Le critère « agir avec courage » a été évalué comme un critère comportemental non-conforme aux exigences légales (CA Toulouse, 21 septembre 2011, n°11/00604). En revanche, les critères « d’ouverture vers l’extérieur », de « clairvoyance », « d’imagination », de la « capacité à fédérer » et « d’expertise », dans la mesure où ils sont développés en relation avec le travail effectué, ont été admis (CA Versailles, 2 octobre 2012, n°12/00276).

On y ajoutera aussi la jurisprudence plus spécifique des salariés des établissements confessionnels et religieux ou des entreprises de tendances, les décisions apréciant la "loyauté", le respect des "valeurs" (ex. "l’honnêteté" dans les métiers de la finances...) pour lesquels des appréciations plus nuancées ont pu, à tort ou à raison, intervenir…

Par ailleurs, si la procédure d’évaluation ne repose que sur des critères qui ne seraient pas pertinents ou non-proportionnés, mais que ceux-ci seraient pris essentiellement en compte dans l’appréciation en déterminant le jugement final sur les aptitudes professionnelles à exercer l’emploi, l’ensemble de la procédure devrait être considérée comme illicite, voire discriminatoire (selon les critères retenus). Et, c’est bien en grande partie pour ce motif que la décision est défavorable à l’entreprise.

Ce sont aussi, à partir de critères et d’exigences de savoir-être que se construisent et se cristallisent les dérives d’abus d’autorité et de harcèlement…

En cas de mélanges de critères techniques, liés aux compétences théoriques et aux savoir-faire pratiques et, de critères liés à des savoir-être dont certains d’entre eux seraient inappropriés parce que ne rentrant pas dans le cadre de comportement professionnels attendus dans l’emploi et la qualification professionnelle (cf. référentiels de branches et secteurs professionnels des compétences et savoirs attendus, ci-dessus), le juge devra apprécier le « poids » de chacun des ensembles de critères, y repérer un juste équilibre (ou pas) des critères d’appréciation de l’exercice des missions du poste

Dans l’affaire concernée, pouvait d’ailleurs rentrer dans la fiche d’entretien les savoir-être professionnels suivants : ceux relevant de "la capacité professionnelle du salarié s’étendant non seulement à ses compétences et à ses connaissances techniques, mais également à ses facultés d’adaptation, son aptitude à s’intégrer dans une équipe ou à l’animer, ainsi qu’à son potentiel d’évolution vers d’autres emplois dans l’entreprise, l’évaluation dudit salarié peut porter sur les éléments de sa personnalité permettant d’apprécier ces dernières qualités". Mais évoquer "se montrer concret, actif et efficace en faisant preuve de bon sens" est très tendancieux.

RELEVÉ DES LIGNES:
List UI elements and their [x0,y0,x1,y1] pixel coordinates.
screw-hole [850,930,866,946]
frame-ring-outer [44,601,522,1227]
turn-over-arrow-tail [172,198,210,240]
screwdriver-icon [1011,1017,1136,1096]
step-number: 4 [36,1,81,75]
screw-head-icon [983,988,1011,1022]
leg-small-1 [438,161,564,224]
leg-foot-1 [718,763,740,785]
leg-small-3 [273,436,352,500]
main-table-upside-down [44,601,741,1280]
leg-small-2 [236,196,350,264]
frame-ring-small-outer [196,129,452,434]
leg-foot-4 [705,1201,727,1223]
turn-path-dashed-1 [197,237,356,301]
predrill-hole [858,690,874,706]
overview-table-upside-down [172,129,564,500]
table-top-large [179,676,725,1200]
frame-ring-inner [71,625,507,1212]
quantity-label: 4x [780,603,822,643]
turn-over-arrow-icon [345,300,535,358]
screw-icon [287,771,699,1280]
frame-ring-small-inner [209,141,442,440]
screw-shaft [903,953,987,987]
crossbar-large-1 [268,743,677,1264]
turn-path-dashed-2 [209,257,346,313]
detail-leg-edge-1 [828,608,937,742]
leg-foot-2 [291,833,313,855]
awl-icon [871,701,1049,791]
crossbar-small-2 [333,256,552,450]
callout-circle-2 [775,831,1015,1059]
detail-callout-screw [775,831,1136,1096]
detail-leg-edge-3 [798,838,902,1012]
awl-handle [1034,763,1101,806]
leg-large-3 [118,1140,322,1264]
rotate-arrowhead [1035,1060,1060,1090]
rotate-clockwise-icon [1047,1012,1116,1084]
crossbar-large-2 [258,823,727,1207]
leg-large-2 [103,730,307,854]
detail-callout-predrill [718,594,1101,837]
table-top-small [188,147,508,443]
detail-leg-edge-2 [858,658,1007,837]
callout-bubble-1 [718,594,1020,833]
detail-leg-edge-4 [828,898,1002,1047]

TÂCHES À RÉALISER:
**A.** Recopiez l'extrait sur les critères d'évaluation, en entier, depuis « Dans l’affaire concernée, pouvait » jusqu'à « est très tendancieux. ».
**B.** D'après l'extrait sur les critères d'évaluation, quelle juridiction a jugé le critère « agir avec courage » non conforme aux exigences légales ?
Les lignes n'interviennent nullement dans ce travail.

RÉPONSES PAR TÂCHE:
**A.**
Dans l’affaire concernée, pouvait d’ailleurs rentrer dans la fiche d’entretien les savoir-être professionnels suivants : ceux relevant de "la capacité professionnelle du salarié s’étendant non seulement à ses compétences et à ses connaissances techniques, mais également à ses facultés d’adaptation, son aptitude à s’intégrer dans une équipe ou à l’animer, ainsi qu’à son potentiel d’évolution vers d’autres emplois dans l’entreprise, l’évaluation dudit salarié peut porter sur les éléments de sa personnalité permettant d’apprécier ces dernières qualités". Mais évoquer "se montrer concret, actif et efficace en faisant preuve de bon sens" est très tendancieux.

**B.** La cour d'appel de Toulouse, le 21 septembre 2011 (n°11/00604).